Entries taken from a collection
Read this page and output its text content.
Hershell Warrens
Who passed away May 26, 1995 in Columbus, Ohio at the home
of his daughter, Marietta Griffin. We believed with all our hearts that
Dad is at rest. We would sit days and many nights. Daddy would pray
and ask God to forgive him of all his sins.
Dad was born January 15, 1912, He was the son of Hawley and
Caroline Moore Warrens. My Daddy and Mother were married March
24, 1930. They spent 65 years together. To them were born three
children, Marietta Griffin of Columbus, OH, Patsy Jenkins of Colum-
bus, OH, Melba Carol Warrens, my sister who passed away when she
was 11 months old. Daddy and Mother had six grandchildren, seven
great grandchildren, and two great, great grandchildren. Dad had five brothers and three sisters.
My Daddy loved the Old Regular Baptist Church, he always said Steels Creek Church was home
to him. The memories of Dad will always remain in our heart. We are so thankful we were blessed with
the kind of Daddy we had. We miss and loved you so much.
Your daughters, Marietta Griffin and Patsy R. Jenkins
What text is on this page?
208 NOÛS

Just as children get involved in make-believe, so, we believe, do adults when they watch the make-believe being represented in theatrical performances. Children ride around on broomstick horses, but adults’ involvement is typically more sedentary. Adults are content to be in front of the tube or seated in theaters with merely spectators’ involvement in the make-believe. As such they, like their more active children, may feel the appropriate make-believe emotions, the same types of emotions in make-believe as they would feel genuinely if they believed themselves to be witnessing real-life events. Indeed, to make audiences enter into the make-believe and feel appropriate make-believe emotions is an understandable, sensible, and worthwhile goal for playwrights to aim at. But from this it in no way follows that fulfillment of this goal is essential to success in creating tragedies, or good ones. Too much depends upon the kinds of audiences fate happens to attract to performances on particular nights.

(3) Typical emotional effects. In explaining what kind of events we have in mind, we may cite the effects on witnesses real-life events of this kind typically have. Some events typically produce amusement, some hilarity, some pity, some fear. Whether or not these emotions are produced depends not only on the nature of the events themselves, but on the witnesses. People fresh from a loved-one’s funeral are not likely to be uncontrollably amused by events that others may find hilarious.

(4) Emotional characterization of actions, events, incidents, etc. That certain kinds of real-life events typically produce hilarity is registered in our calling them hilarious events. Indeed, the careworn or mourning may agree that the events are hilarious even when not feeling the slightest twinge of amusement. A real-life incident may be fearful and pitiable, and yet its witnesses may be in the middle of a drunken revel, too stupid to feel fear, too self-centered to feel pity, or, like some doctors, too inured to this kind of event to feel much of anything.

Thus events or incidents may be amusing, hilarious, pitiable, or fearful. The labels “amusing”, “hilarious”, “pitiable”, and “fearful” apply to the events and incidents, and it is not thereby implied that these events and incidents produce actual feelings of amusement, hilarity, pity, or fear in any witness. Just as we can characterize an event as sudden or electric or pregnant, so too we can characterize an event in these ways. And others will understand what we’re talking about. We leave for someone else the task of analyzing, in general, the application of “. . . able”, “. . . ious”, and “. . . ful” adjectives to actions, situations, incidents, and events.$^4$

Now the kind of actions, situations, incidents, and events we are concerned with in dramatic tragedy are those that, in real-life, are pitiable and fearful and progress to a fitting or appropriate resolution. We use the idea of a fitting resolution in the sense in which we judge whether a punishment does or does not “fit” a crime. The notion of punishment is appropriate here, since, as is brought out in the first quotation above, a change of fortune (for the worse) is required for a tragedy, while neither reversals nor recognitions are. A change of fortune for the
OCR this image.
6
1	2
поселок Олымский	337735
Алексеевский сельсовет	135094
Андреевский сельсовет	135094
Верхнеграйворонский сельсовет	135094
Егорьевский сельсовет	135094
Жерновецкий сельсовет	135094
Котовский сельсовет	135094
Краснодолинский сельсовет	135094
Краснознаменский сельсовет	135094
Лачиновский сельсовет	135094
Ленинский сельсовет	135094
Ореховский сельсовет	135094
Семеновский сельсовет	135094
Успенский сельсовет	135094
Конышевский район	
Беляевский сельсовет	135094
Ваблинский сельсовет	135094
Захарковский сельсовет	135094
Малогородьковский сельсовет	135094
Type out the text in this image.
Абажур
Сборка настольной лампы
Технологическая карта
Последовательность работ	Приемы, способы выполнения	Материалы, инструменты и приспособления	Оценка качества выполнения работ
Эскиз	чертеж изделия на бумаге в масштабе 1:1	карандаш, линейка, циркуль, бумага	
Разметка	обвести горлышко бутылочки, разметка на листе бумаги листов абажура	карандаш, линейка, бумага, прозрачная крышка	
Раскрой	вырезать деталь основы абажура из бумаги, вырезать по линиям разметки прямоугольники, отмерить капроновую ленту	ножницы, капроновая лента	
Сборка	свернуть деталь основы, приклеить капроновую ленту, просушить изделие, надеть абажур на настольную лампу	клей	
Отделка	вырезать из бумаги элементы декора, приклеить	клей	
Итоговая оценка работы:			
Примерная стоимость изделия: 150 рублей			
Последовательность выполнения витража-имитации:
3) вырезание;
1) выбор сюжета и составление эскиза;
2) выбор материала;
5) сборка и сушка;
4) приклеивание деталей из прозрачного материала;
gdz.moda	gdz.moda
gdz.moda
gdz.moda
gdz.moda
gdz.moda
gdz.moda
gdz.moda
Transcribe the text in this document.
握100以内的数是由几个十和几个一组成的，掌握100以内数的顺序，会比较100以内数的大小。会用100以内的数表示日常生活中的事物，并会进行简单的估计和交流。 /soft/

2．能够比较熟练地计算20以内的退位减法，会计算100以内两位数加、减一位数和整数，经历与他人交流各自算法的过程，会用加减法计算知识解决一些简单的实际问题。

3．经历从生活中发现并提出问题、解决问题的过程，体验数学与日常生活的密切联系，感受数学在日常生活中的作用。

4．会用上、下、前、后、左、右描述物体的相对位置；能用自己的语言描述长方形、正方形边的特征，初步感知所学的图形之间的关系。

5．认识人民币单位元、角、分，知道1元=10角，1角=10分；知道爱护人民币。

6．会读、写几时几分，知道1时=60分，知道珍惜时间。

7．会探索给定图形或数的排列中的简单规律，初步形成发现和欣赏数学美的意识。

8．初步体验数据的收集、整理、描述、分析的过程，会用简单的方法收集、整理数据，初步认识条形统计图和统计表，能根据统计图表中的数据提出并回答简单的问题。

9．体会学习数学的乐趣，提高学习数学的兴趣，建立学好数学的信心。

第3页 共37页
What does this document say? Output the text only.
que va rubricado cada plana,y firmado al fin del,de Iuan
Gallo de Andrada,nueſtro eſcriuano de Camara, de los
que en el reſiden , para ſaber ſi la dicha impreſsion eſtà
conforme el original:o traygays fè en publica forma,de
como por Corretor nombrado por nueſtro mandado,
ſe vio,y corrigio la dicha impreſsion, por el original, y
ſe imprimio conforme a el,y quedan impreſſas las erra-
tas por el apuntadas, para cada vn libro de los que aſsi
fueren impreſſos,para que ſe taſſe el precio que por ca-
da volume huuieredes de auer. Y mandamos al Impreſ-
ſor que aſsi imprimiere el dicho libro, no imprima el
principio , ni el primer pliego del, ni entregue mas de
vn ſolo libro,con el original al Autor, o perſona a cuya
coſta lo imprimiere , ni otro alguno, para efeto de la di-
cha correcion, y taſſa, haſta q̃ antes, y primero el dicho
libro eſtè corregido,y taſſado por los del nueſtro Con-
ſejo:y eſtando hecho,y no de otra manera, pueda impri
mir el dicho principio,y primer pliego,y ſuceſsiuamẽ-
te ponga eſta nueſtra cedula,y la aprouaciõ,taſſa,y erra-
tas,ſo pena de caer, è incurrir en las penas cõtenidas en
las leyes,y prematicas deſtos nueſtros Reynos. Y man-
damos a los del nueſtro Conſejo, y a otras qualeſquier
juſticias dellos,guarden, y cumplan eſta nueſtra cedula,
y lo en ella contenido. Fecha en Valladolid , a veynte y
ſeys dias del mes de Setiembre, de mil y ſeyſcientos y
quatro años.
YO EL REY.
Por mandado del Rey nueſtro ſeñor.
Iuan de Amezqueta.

• **Problem description**
Look through the material above and pick out each line holding the word "with".

• **Written reply**
of his daughter, Marietta Griffin. We believed with all our hearts that
to him. The memories of Dad will always remain in our heart. We are so thankful we were blessed with
Just as children get involved in make-believe, so, we believe, do adults when they watch the make-believe being represented in theatrical performances. Children ride around on broomstick horses, but adults’ involvement is typically more sedentary. Adults are content to be in front of the tube or seated in theaters with merely spectators’ involvement in the make-believe. As such they, like their more active children, may feel the appropriate make-believe emotions, the same types of emotions in make-believe as they would feel genuinely if they believed themselves to be witnessing real-life events. Indeed, to make audiences enter into the make-believe and feel appropriate make-believe emotions is an understandable, sensible, and worthwhile goal for playwrights to aim at. But from this it in no way follows that fulfillment of this goal is essential to success in creating tragedies, or good ones. Too much depends upon the kinds of audiences fate happens to attract to performances on particular nights.
Now the kind of actions, situations, incidents, and events we are concerned with in dramatic tragedy are those that, in real-life, are pitiable and fearful and progress to a fitting or appropriate resolution. We use the idea of a fitting resolution in the sense in which we judge whether a punishment does or does not “fit” a crime. The notion of punishment is appropriate here, since, as is brought out in the first quotation above, a change of fortune (for the worse) is required for a tragedy, while neither reversals nor recognitions are. A change of fortune for the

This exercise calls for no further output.